* start RECORDS FOR THIS EXERCISE *

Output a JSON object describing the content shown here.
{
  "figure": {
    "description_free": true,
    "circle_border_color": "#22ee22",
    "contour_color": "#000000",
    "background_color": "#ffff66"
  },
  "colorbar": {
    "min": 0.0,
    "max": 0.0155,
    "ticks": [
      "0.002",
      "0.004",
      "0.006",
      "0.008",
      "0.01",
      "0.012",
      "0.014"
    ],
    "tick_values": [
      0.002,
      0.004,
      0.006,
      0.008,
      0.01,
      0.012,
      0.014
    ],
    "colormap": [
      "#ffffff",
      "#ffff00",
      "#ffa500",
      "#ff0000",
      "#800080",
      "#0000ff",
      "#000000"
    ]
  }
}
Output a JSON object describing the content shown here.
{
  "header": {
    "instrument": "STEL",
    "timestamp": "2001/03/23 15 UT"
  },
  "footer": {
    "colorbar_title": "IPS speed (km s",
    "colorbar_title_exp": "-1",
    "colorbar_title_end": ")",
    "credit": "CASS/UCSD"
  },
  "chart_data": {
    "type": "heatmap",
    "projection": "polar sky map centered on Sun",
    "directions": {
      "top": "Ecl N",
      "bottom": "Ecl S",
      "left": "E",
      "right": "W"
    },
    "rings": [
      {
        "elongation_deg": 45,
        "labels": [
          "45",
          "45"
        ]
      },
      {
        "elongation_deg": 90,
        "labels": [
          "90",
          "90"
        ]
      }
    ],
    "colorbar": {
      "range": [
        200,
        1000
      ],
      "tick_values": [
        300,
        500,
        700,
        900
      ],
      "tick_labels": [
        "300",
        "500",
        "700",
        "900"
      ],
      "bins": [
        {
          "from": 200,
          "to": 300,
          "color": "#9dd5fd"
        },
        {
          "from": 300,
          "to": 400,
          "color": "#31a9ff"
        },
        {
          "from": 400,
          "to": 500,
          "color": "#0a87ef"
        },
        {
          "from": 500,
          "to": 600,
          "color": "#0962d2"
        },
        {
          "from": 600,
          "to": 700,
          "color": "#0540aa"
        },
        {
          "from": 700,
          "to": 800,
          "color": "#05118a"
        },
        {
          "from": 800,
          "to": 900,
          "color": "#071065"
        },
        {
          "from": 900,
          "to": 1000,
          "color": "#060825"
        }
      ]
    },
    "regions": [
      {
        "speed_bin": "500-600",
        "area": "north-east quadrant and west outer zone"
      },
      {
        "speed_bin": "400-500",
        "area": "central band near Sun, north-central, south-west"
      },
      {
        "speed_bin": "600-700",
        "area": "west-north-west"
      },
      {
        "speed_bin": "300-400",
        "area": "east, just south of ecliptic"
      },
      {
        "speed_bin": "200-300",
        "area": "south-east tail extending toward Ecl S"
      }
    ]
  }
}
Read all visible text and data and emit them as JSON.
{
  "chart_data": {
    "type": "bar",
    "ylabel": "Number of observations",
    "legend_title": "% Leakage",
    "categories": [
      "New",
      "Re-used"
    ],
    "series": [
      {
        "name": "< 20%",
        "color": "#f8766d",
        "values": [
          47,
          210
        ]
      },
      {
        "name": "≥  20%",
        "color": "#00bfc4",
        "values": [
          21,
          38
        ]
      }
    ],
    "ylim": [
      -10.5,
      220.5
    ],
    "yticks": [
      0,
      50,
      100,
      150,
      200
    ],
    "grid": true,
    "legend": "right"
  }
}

* end RECORDS FOR THIS EXERCISE *

■ EXERCISE
Reproduce each record exactly as it appears.

■ ANSWER TO THE EXERCISE
Output a JSON object describing the content shown here.
{
  "figure": {
    "description_free": true,
    "circle_border_color": "#22ee22",
    "contour_color": "#000000",
    "background_color": "#ffff66"
  },
  "colorbar": {
    "min": 0.0,
    "max": 0.0155,
    "ticks": [
      "0.002",
      "0.004",
      "0.006",
      "0.008",
      "0.01",
      "0.012",
      "0.014"
    ],
    "tick_values": [
      0.002,
      0.004,
      0.006,
      0.008,
      0.01,
      0.012,
      0.014
    ],
    "colormap": [
      "#ffffff",
      "#ffff00",
      "#ffa500",
      "#ff0000",
      "#800080",
      "#0000ff",
      "#000000"
    ]
  }
}
Output a JSON object describing the content shown here.
{
  "header": {
    "instrument": "STEL",
    "timestamp": "2001/03/23 15 UT"
  },
  "footer": {
    "colorbar_title": "IPS speed (km s",
    "colorbar_title_exp": "-1",
    "colorbar_title_end": ")",
    "credit": "CASS/UCSD"
  },
  "chart_data": {
    "type": "heatmap",
    "projection": "polar sky map centered on Sun",
    "directions": {
      "top": "Ecl N",
      "bottom": "Ecl S",
      "left": "E",
      "right": "W"
    },
    "rings": [
      {
        "elongation_deg": 45,
        "labels": [
          "45",
          "45"
        ]
      },
      {
        "elongation_deg": 90,
        "labels": [
          "90",
          "90"
        ]
      }
    ],
    "colorbar": {
      "range": [
        200,
        1000
      ],
      "tick_values": [
        300,
        500,
        700,
        900
      ],
      "tick_labels": [
        "300",
        "500",
        "700",
        "900"
      ],
      "bins": [
        {
          "from": 200,
          "to": 300,
          "color": "#9dd5fd"
        },
        {
          "from": 300,
          "to": 400,
          "color": "#31a9ff"
        },
        {
          "from": 400,
          "to": 500,
          "color": "#0a87ef"
        },
        {
          "from": 500,
          "to": 600,
          "color": "#0962d2"
        },
        {
          "from": 600,
          "to": 700,
          "color": "#0540aa"
        },
        {
          "from": 700,
          "to": 800,
          "color": "#05118a"
        },
        {
          "from": 800,
          "to": 900,
          "color": "#071065"
        },
        {
          "from": 900,
          "to": 1000,
          "color": "#060825"
        }
      ]
    },
    "regions": [
      {
        "speed_bin": "500-600",
        "area": "north-east quadrant and west outer zone"
      },
      {
        "speed_bin": "400-500",
        "area": "central band near Sun, north-central, south-west"
      },
      {
        "speed_bin": "600-700",
        "area": "west-north-west"
      },
      {
        "speed_bin": "300-400",
        "area": "east, just south of ecliptic"
      },
      {
        "speed_bin": "200-300",
        "area": "south-east tail extending toward Ecl S"
      }
    ]
  }
}
Read all visible text and data and emit them as JSON.
{
  "chart_data": {
    "type": "bar",
    "ylabel": "Number of observations",
    "legend_title": "% Leakage",
    "categories": [
      "New",
      "Re-used"
    ],
    "series": [
      {
        "name": "< 20%",
        "color": "#f8766d",
        "values": [
          47,
          210
        ]
      },
      {
        "name": "≥  20%",
        "color": "#00bfc4",
        "values": [
          21,
          38
        ]
      }
    ],
    "ylim": [
      -10.5,
      220.5
    ],
    "yticks": [
      0,
      50,
      100,
      150,
      200
    ],
    "grid": true,
    "legend": "right"
  }
}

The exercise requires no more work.